## Material for this task

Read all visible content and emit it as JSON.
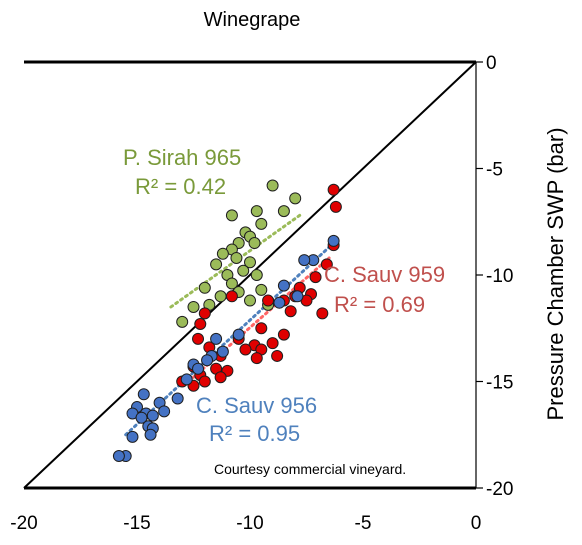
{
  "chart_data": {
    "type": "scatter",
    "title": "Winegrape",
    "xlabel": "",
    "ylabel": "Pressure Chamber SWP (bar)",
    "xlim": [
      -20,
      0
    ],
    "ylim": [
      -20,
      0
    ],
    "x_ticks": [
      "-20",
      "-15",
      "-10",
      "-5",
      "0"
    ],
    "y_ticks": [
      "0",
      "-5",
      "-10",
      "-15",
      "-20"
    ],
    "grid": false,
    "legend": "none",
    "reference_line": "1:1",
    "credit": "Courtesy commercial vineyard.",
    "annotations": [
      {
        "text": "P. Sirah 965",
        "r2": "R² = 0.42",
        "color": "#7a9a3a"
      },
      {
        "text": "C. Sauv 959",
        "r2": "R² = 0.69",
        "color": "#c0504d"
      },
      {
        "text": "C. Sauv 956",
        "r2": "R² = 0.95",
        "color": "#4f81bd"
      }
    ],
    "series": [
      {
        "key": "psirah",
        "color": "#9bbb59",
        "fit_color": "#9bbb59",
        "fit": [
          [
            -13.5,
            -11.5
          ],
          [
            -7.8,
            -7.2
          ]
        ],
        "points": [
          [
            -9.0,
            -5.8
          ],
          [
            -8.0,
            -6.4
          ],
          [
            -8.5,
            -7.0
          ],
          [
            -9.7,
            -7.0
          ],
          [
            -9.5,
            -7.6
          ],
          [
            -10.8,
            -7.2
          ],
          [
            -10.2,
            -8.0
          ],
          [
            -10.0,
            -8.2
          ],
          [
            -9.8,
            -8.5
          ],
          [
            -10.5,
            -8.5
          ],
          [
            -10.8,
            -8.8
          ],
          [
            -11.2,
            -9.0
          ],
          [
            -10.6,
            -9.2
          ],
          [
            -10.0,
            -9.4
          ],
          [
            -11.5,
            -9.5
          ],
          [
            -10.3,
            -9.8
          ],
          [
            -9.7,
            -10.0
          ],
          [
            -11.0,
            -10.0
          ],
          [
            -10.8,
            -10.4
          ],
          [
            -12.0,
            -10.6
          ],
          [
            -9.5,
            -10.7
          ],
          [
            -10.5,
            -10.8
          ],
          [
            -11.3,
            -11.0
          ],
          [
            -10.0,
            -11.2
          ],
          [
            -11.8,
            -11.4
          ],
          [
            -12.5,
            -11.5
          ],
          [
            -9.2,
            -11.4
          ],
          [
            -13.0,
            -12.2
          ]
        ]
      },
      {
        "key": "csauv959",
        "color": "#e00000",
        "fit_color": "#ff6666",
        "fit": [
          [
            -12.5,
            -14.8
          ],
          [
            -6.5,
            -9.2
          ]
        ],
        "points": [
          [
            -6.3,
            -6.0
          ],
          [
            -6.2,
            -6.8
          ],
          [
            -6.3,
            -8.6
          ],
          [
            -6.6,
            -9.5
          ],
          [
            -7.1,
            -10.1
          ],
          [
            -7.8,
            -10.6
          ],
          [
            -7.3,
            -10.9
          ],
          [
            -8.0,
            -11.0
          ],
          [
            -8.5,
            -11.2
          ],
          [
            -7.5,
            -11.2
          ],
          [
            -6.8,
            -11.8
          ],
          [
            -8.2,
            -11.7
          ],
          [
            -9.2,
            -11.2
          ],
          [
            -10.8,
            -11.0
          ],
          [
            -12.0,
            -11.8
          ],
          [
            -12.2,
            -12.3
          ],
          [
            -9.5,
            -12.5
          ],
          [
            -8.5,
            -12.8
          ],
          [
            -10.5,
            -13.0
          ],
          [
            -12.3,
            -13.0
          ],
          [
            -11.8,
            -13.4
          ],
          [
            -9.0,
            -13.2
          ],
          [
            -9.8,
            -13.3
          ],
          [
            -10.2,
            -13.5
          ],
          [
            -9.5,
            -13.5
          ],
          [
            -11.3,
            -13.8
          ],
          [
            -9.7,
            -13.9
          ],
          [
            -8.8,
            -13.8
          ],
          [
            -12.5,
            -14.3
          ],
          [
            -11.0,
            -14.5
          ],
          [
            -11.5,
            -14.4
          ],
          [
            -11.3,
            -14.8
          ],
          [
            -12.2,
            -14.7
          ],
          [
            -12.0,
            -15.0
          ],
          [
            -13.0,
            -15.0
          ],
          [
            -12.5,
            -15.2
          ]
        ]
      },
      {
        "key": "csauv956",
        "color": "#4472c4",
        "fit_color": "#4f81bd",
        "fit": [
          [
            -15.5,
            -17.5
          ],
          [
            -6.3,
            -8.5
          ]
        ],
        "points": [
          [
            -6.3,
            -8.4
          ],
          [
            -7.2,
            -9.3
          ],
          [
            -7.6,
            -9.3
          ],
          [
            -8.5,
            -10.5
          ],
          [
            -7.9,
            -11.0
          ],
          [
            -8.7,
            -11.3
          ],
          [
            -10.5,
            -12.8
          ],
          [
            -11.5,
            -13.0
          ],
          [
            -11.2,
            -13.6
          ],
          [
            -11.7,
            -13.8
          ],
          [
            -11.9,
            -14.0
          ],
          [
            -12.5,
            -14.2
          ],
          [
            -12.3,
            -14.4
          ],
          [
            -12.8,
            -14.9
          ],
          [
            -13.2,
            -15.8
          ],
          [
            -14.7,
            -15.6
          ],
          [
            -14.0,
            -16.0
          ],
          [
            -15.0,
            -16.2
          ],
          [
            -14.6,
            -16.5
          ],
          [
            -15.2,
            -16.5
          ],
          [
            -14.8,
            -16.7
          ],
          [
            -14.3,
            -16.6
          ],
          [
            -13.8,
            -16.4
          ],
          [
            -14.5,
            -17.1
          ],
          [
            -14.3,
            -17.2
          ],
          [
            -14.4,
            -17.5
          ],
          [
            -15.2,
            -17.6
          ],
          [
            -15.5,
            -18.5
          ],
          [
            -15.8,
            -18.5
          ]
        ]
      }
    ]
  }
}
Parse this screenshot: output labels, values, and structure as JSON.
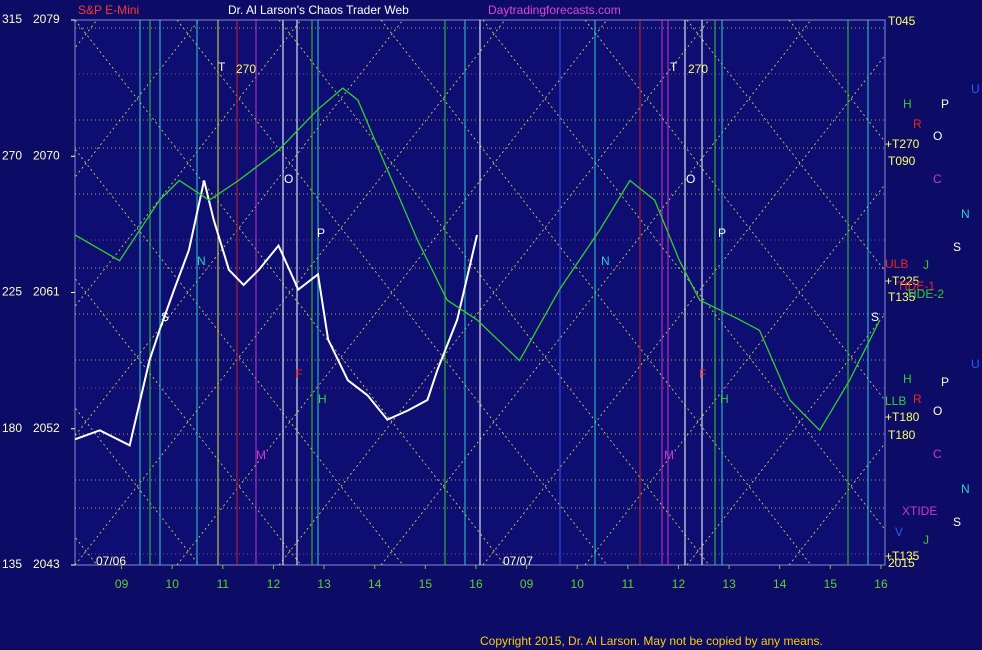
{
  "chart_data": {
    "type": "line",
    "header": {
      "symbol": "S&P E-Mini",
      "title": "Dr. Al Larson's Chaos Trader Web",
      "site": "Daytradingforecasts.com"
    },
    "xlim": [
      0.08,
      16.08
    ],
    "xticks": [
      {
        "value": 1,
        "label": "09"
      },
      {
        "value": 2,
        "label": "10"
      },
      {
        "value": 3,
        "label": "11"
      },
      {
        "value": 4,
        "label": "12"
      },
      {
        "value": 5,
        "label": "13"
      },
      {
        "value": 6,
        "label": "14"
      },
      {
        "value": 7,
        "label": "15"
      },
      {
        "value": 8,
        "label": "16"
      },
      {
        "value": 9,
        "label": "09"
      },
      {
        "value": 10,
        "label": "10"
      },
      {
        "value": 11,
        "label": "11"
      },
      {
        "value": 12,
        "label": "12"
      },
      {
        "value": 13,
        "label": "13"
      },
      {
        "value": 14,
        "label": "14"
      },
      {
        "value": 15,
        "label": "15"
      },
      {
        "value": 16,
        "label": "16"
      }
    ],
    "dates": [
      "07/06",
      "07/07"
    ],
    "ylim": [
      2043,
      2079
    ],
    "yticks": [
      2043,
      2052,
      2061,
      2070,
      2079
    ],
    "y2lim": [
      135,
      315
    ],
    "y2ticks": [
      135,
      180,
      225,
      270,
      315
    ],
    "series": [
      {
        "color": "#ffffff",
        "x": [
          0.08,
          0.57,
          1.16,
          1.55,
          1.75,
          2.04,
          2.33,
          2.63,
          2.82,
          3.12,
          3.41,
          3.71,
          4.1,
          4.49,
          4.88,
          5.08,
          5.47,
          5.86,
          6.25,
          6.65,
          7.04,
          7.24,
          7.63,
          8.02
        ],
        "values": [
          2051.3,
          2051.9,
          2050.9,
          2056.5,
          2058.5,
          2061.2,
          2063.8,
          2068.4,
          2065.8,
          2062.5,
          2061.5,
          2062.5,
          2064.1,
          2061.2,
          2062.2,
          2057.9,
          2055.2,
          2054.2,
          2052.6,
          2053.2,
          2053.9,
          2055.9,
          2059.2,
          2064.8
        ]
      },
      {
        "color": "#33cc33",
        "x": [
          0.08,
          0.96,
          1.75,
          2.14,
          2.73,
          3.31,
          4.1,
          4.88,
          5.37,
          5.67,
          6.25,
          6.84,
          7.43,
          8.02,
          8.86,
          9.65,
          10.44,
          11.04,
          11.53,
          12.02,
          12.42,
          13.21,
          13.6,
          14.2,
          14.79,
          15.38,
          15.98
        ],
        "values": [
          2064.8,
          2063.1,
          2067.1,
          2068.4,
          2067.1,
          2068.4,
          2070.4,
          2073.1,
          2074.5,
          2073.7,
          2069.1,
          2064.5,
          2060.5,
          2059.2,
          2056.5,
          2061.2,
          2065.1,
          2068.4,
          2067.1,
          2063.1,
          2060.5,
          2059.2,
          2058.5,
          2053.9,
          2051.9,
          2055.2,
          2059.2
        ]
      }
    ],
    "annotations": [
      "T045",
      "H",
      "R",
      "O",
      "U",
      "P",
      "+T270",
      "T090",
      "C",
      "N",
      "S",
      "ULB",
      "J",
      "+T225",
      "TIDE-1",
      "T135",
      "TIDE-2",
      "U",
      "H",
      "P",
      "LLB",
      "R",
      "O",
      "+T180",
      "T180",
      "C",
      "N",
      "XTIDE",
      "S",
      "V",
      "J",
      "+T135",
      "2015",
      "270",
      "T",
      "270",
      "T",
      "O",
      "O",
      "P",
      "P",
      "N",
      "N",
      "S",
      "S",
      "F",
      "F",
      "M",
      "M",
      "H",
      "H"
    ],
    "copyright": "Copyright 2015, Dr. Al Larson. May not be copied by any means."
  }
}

## Task to carry out
Return each line of the data that contains the string "title".

## Exercise result
    "title": "Winegrape",
      "title": "Dr. Al Larson's Chaos Trader Web",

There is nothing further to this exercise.